## Exercise description
Say how many lines hold the string "sites"; please write nothing but the number.
=== Records for the exercise ===
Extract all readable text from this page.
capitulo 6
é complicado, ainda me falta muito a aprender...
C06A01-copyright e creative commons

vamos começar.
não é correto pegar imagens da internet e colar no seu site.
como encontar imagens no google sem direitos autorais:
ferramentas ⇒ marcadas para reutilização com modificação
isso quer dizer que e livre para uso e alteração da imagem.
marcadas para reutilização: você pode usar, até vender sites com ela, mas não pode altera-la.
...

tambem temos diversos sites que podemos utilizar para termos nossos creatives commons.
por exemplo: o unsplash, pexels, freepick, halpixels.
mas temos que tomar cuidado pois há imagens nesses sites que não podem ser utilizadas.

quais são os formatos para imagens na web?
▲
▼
===
=== Records for the exercise ===
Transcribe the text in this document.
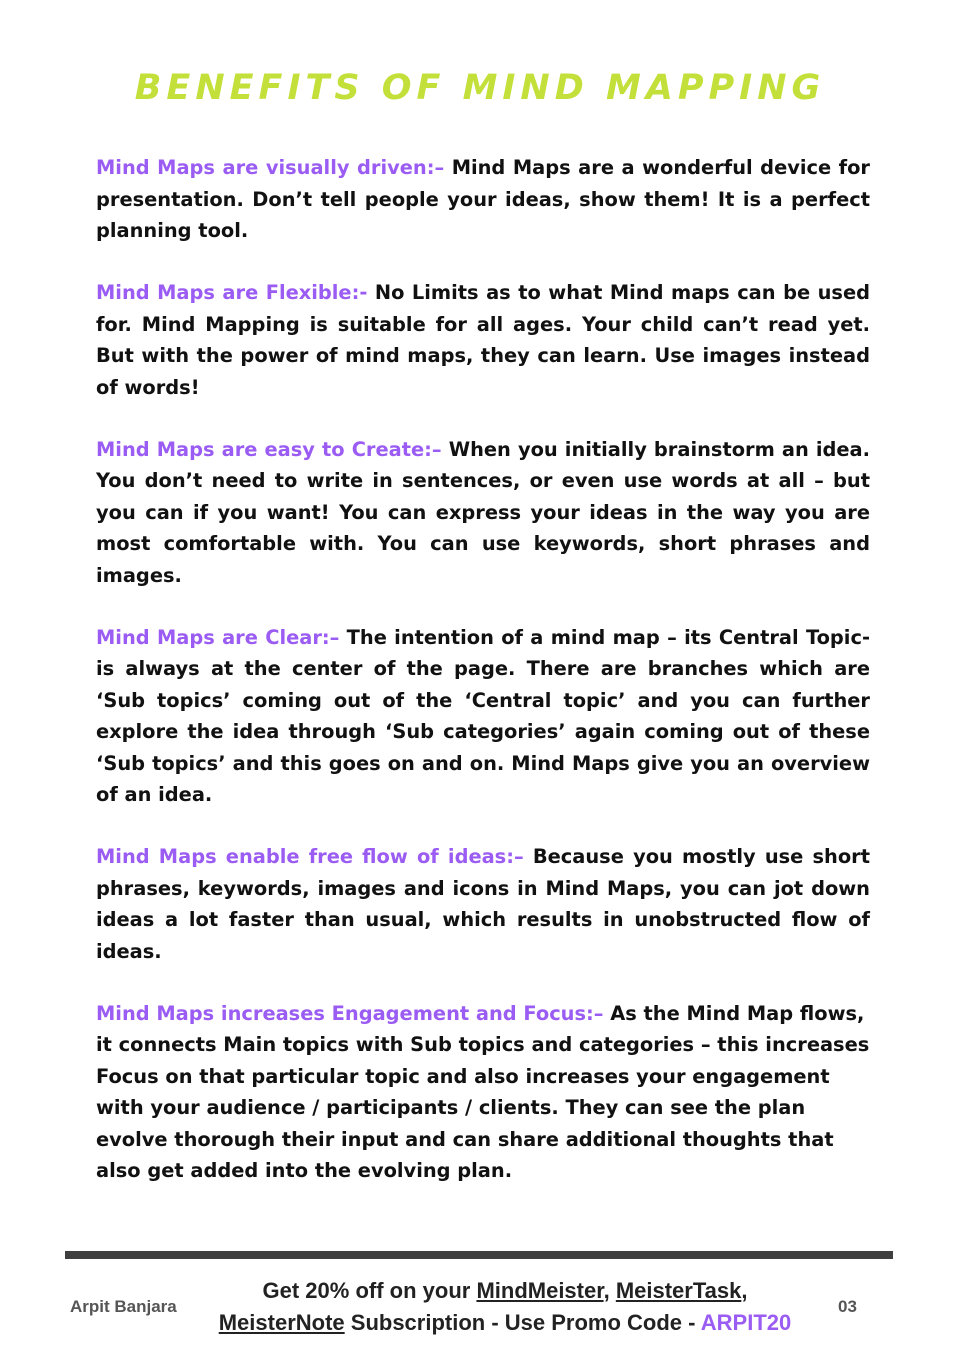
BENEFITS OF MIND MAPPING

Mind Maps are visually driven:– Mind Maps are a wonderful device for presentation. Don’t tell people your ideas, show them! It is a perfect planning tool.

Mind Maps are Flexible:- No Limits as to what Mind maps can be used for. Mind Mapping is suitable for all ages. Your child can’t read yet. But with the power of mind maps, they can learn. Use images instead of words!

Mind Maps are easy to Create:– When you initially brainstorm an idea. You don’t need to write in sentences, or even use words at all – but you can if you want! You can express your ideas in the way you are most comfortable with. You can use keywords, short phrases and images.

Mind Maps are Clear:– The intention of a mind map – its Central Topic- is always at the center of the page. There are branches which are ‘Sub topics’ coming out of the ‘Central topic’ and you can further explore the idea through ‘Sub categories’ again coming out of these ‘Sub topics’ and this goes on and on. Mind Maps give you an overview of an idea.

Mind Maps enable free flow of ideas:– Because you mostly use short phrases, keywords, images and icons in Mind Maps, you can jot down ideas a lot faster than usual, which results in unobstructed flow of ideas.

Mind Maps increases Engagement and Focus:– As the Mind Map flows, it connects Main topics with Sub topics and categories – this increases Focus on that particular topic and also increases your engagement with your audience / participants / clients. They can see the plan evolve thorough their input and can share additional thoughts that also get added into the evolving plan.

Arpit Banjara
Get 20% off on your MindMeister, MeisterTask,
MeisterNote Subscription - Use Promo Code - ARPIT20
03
===
## Complete answer
3